Figure record extracts:
□ □ □ □

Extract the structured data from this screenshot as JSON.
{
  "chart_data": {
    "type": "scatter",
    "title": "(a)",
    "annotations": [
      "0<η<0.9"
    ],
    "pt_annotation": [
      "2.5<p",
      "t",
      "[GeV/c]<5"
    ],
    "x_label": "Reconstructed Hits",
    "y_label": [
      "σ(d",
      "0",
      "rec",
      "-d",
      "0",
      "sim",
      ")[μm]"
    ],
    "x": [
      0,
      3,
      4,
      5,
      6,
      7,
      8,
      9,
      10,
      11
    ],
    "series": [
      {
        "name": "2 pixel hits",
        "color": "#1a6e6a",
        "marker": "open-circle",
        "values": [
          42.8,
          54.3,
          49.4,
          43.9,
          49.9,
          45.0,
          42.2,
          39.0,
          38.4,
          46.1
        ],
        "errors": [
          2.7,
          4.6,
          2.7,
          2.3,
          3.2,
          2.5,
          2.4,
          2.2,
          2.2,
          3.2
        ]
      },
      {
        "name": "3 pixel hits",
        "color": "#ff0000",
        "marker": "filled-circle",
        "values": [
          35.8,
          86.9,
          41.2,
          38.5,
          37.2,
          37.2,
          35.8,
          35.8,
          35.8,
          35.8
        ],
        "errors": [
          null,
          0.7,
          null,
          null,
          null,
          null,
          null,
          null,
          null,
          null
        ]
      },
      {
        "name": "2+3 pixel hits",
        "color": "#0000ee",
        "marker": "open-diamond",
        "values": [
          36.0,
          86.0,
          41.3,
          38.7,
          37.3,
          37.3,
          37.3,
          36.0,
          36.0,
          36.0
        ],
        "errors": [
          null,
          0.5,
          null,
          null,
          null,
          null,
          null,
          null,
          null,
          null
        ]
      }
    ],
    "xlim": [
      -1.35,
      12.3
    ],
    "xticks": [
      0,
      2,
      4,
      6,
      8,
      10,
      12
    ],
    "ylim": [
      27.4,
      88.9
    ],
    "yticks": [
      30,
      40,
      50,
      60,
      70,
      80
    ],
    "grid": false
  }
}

□ □ □ □

▸ **THE TASK**: Print the whole listing exactly as it is.

▸ **ANSWER TO THE TASK**:
Extract the structured data from this screenshot as JSON.
{
  "chart_data": {
    "type": "scatter",
    "title": "(a)",
    "annotations": [
      "0<η<0.9"
    ],
    "pt_annotation": [
      "2.5<p",
      "t",
      "[GeV/c]<5"
    ],
    "x_label": "Reconstructed Hits",
    "y_label": [
      "σ(d",
      "0",
      "rec",
      "-d",
      "0",
      "sim",
      ")[μm]"
    ],
    "x": [
      0,
      3,
      4,
      5,
      6,
      7,
      8,
      9,
      10,
      11
    ],
    "series": [
      {
        "name": "2 pixel hits",
        "color": "#1a6e6a",
        "marker": "open-circle",
        "values": [
          42.8,
          54.3,
          49.4,
          43.9,
          49.9,
          45.0,
          42.2,
          39.0,
          38.4,
          46.1
        ],
        "errors": [
          2.7,
          4.6,
          2.7,
          2.3,
          3.2,
          2.5,
          2.4,
          2.2,
          2.2,
          3.2
        ]
      },
      {
        "name": "3 pixel hits",
        "color": "#ff0000",
        "marker": "filled-circle",
        "values": [
          35.8,
          86.9,
          41.2,
          38.5,
          37.2,
          37.2,
          35.8,
          35.8,
          35.8,
          35.8
        ],
        "errors": [
          null,
          0.7,
          null,
          null,
          null,
          null,
          null,
          null,
          null,
          null
        ]
      },
      {
        "name": "2+3 pixel hits",
        "color": "#0000ee",
        "marker": "open-diamond",
        "values": [
          36.0,
          86.0,
          41.3,
          38.7,
          37.3,
          37.3,
          37.3,
          36.0,
          36.0,
          36.0
        ],
        "errors": [
          null,
          0.5,
          null,
          null,
          null,
          null,
          null,
          null,
          null,
          null
        ]
      }
    ],
    "xlim": [
      -1.35,
      12.3
    ],
    "xticks": [
      0,
      2,
      4,
      6,
      8,
      10,
      12
    ],
    "ylim": [
      27.4,
      88.9
    ],
    "yticks": [
      30,
      40,
      50,
      60,
      70,
      80
    ],
    "grid": false
  }
}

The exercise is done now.